AIM OF THE EXERCISE: Among the lines below, how many carry the string "dollars"? Reply with a number and nothing else.
[Begin MATERIALS PROVIDED]
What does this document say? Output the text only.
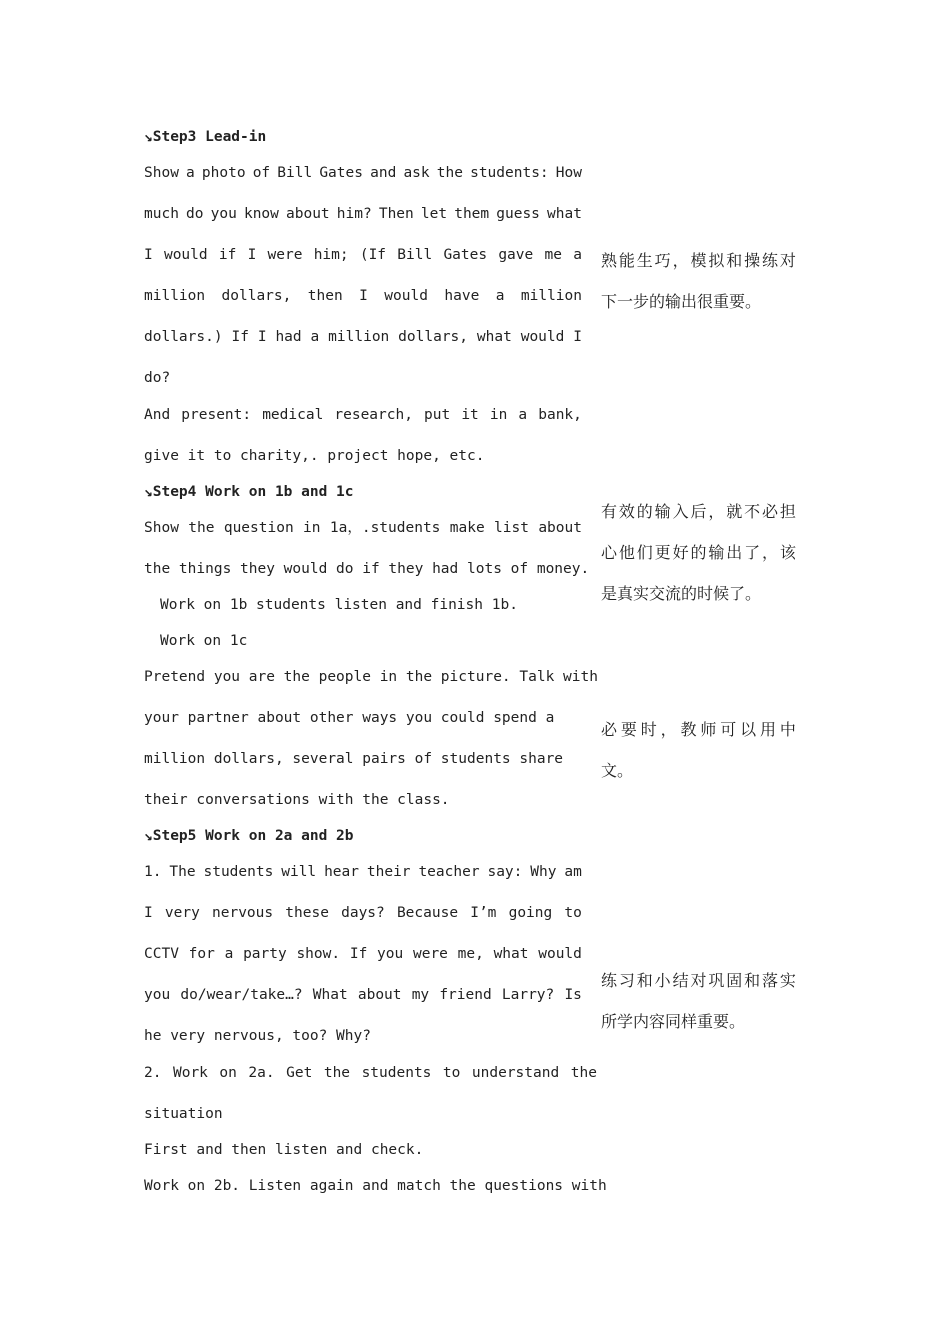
↘Step3 Lead-in
Show a photo of Bill Gates and ask the students: How
much do you know about him? Then let them guess what
I would if I were him; (If Bill Gates gave me a
million dollars, then I would have a million
dollars.) If I had a million dollars, what would I
do?
And present: medical research, put it in a bank,
give it to charity,. project hope, etc.
↘Step4 Work on 1b and 1c
Show the question in 1a，.students make list about
the things they would do if they had lots of money.
Work on 1b students listen and finish 1b.
Work on 1c
Pretend you are the people in the picture. Talk with
your partner about other ways you could spend a
million dollars, several pairs of students share
their conversations with the class.
↘Step5 Work on 2a and 2b
1. The students will hear their teacher say: Why am
I very nervous these days? Because I’m going to
CCTV for a party show. If you were me, what would
you do/wear/take…? What about my friend Larry? Is
he very nervous, too? Why?
2. Work on 2a. Get the students to understand the
situation
First and then listen and check.
Work on 2b. Listen again and match the questions with
熟 能 生 巧 ， 模 拟 和 操 练 对
下一步的输出很重要。
有 效 的 输 入 后 ， 就 不 必 担
心 他 们 更 好 的 输 出 了 ， 该
是真实交流的时候了。
必 要 时 ， 教 师 可 以 用 中
文。
练 习 和 小 结 对 巩 固 和 落 实
所学内容同样重要。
[End MATERIALS PROVIDED]
RESPONSE: 3